▶ [Task directions] Repeat the entries below exactly as they appear, with no pictures.

▶ [Supplied material]
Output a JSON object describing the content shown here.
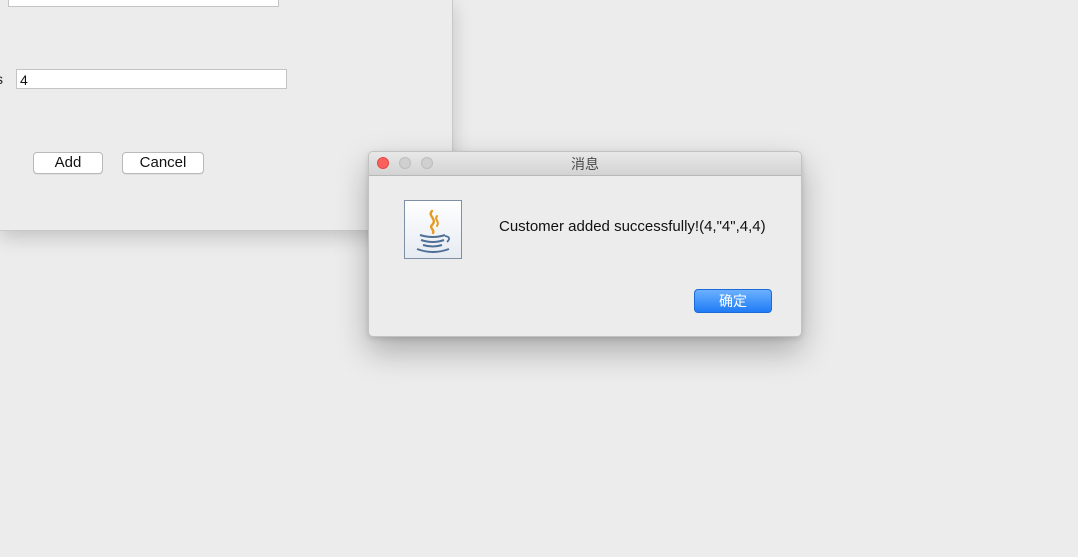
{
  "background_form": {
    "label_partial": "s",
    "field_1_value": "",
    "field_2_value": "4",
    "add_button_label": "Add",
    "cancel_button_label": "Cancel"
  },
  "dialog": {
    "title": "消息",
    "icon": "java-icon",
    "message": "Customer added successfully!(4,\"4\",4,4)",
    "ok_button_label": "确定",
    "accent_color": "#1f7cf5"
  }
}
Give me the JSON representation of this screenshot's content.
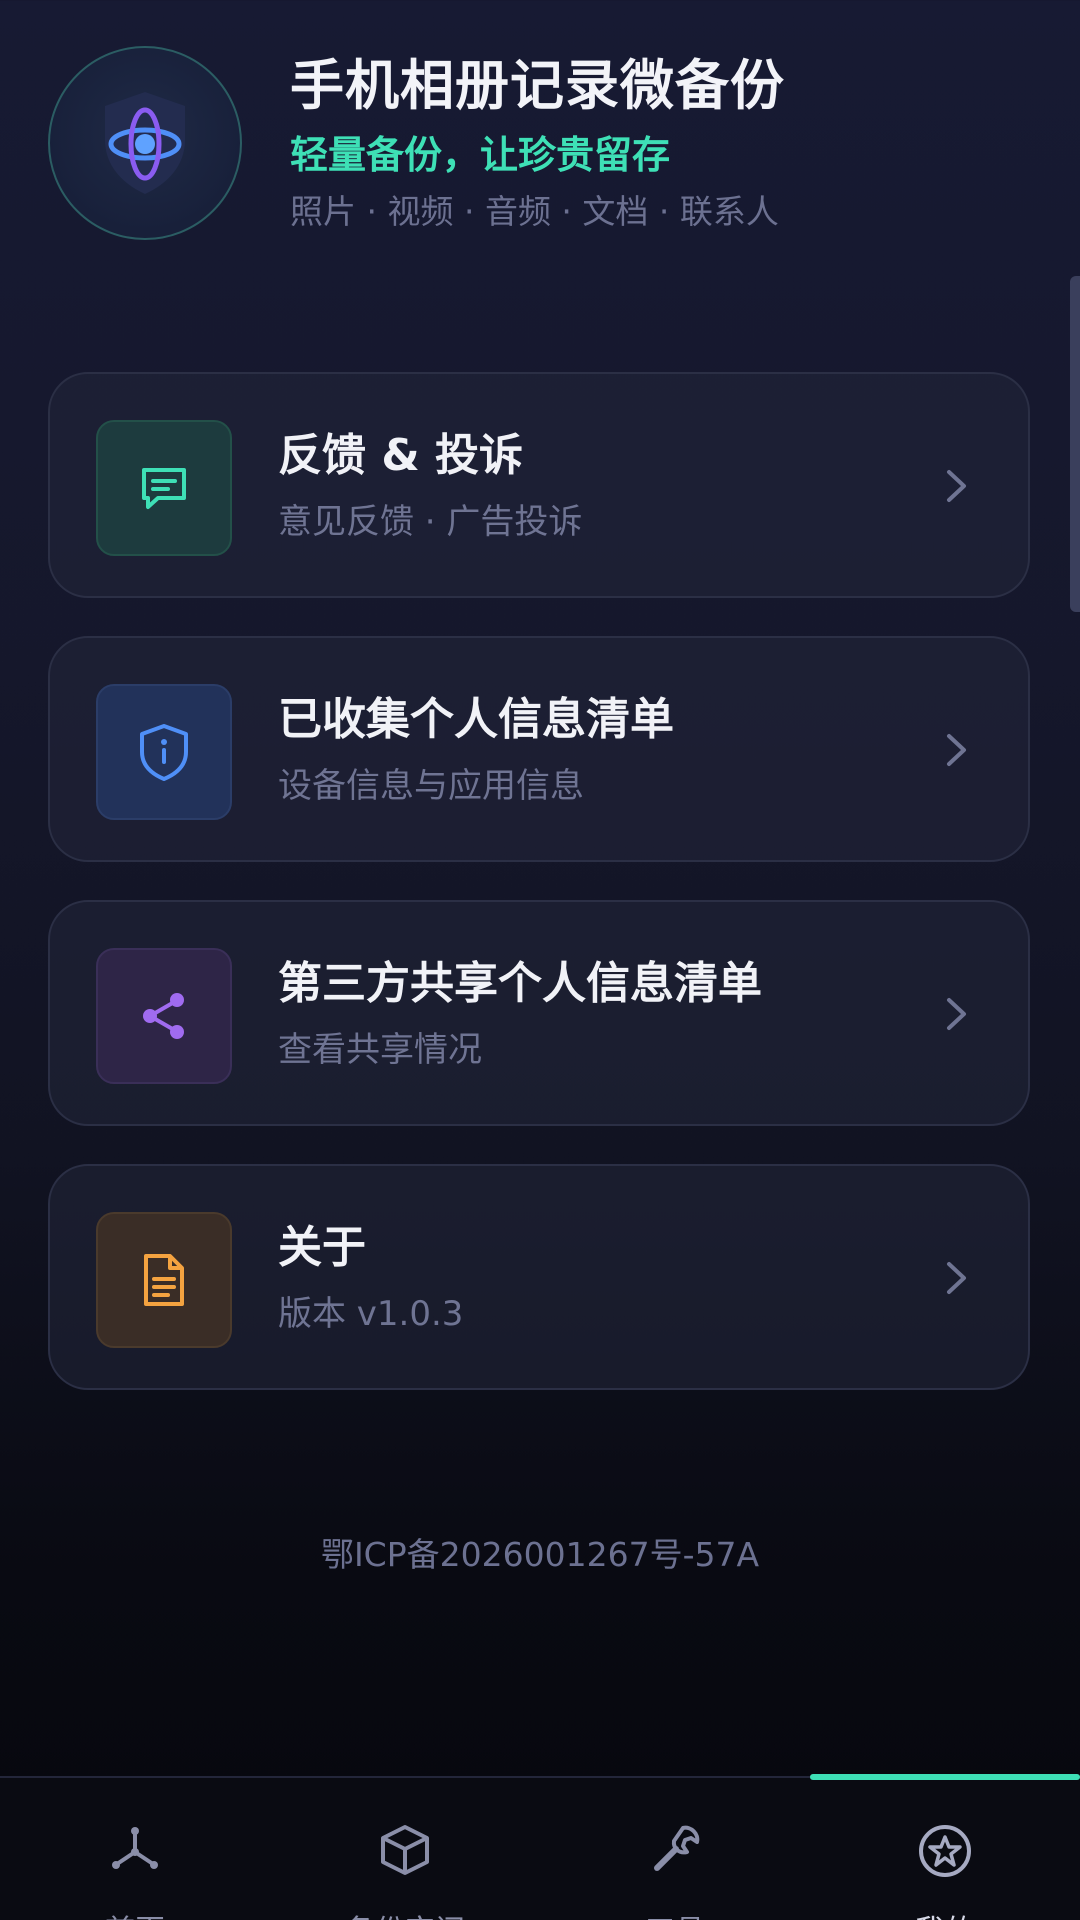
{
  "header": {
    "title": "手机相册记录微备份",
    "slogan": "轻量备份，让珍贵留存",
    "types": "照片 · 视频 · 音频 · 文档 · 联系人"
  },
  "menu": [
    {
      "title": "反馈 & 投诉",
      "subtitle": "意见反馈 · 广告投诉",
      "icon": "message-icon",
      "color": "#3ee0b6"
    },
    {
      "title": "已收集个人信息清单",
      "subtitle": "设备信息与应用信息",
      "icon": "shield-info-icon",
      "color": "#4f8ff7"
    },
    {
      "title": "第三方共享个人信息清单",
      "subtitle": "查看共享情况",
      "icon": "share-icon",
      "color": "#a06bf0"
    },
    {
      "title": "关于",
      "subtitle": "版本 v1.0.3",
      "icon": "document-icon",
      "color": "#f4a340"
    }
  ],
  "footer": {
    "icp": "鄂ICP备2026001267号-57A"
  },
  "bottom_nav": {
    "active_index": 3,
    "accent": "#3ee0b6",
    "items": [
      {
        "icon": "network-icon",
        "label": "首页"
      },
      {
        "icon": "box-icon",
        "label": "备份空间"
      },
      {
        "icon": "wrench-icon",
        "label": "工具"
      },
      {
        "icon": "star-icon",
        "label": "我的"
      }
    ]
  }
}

▶ [Finished task]
Output a JSON object describing the content shown here.
{
  "background_form": {
    "label_partial": "s",
    "field_1_value": "",
    "field_2_value": "4",
    "add_button_label": "Add",
    "cancel_button_label": "Cancel"
  },
  "dialog": {
    "title": "消息",
    "icon": "java-icon",
    "message": "Customer added successfully!(4,\"4\",4,4)",
    "ok_button_label": "确定",
    "accent_color": "#1f7cf5"
  }
}
Give me the JSON representation of this screenshot's content.
{
  "header": {
    "title": "手机相册记录微备份",
    "slogan": "轻量备份，让珍贵留存",
    "types": "照片 · 视频 · 音频 · 文档 · 联系人"
  },
  "menu": [
    {
      "title": "反馈 & 投诉",
      "subtitle": "意见反馈 · 广告投诉",
      "icon": "message-icon",
      "color": "#3ee0b6"
    },
    {
      "title": "已收集个人信息清单",
      "subtitle": "设备信息与应用信息",
      "icon": "shield-info-icon",
      "color": "#4f8ff7"
    },
    {
      "title": "第三方共享个人信息清单",
      "subtitle": "查看共享情况",
      "icon": "share-icon",
      "color": "#a06bf0"
    },
    {
      "title": "关于",
      "subtitle": "版本 v1.0.3",
      "icon": "document-icon",
      "color": "#f4a340"
    }
  ],
  "footer": {
    "icp": "鄂ICP备2026001267号-57A"
  },
  "bottom_nav": {
    "active_index": 3,
    "accent": "#3ee0b6",
    "items": [
      {
        "icon": "network-icon",
        "label": "首页"
      },
      {
        "icon": "box-icon",
        "label": "备份空间"
      },
      {
        "icon": "wrench-icon",
        "label": "工具"
      },
      {
        "icon": "star-icon",
        "label": "我的"
      }
    ]
  }
}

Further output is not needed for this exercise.